> SET TASK: Your task is to copy the material exactly.

Extracted data entries
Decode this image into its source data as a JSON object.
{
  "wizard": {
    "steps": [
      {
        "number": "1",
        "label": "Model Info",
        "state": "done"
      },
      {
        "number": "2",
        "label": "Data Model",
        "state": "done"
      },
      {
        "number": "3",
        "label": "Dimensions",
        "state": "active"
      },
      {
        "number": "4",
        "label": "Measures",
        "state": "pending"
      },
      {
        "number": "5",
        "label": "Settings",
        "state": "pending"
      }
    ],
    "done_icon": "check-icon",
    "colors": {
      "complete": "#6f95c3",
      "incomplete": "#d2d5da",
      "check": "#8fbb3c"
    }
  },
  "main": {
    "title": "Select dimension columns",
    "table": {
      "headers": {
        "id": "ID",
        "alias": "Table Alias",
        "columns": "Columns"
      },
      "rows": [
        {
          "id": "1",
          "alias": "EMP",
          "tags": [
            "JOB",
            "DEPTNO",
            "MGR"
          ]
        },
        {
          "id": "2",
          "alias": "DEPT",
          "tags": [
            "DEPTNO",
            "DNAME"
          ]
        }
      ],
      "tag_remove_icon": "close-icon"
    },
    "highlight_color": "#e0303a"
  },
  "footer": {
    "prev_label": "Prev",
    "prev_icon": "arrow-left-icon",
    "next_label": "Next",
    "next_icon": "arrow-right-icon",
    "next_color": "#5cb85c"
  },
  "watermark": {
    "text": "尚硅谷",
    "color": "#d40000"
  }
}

> COMPLETED TASK:
Decode this image into its source data as a JSON object.
{
  "wizard": {
    "steps": [
      {
        "number": "1",
        "label": "Model Info",
        "state": "done"
      },
      {
        "number": "2",
        "label": "Data Model",
        "state": "done"
      },
      {
        "number": "3",
        "label": "Dimensions",
        "state": "active"
      },
      {
        "number": "4",
        "label": "Measures",
        "state": "pending"
      },
      {
        "number": "5",
        "label": "Settings",
        "state": "pending"
      }
    ],
    "done_icon": "check-icon",
    "colors": {
      "complete": "#6f95c3",
      "incomplete": "#d2d5da",
      "check": "#8fbb3c"
    }
  },
  "main": {
    "title": "Select dimension columns",
    "table": {
      "headers": {
        "id": "ID",
        "alias": "Table Alias",
        "columns": "Columns"
      },
      "rows": [
        {
          "id": "1",
          "alias": "EMP",
          "tags": [
            "JOB",
            "DEPTNO",
            "MGR"
          ]
        },
        {
          "id": "2",
          "alias": "DEPT",
          "tags": [
            "DEPTNO",
            "DNAME"
          ]
        }
      ],
      "tag_remove_icon": "close-icon"
    },
    "highlight_color": "#e0303a"
  },
  "footer": {
    "prev_label": "Prev",
    "prev_icon": "arrow-left-icon",
    "next_label": "Next",
    "next_icon": "arrow-right-icon",
    "next_color": "#5cb85c"
  },
  "watermark": {
    "text": "尚硅谷",
    "color": "#d40000"
  }
}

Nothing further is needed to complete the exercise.